### GIVEN REQUEST
Pull every line containing the word "Seite" from the records.

Collected data entries
** START **
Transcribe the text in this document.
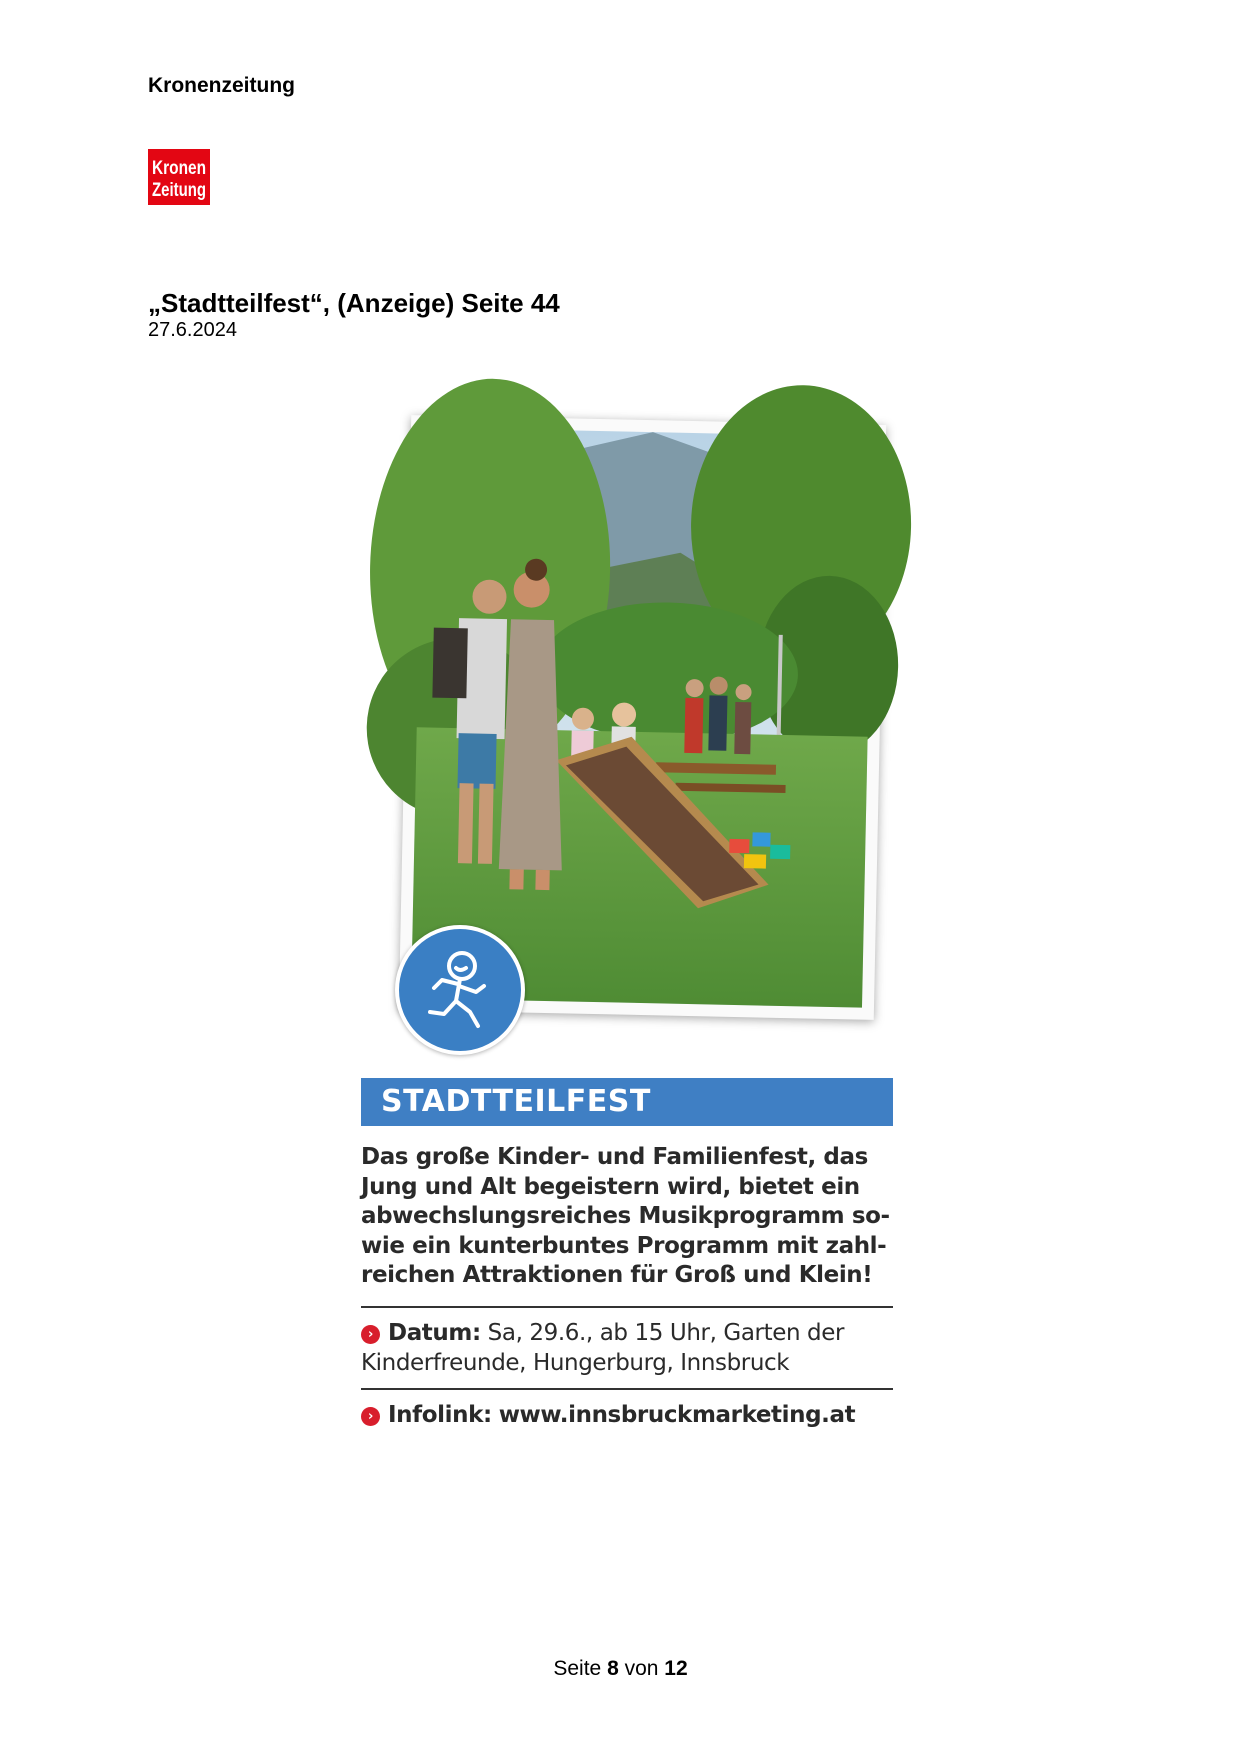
Kronenzeitung
Kronen
Zeitung
„Stadtteilfest“, (Anzeige) Seite 44
27.6.2024
STADTTEILFEST

Das große Kinder- und Familienfest, das
Jung und Alt begeistern wird, bietet ein
abwechslungsreiches Musikprogramm so-
wie ein kunterbuntes Programm mit zahl-
reichen Attraktionen für Groß und Klein!

› Datum: Sa, 29.6., ab 15 Uhr, Garten der
Kinderfreunde, Hungerburg, Innsbruck
› Infolink: www.innsbruckmarketing.at
Seite 8 von 12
** END **
### SOLVED PROBLEM
„Stadtteilfest“, (Anzeige) Seite 44
Seite 8 von 12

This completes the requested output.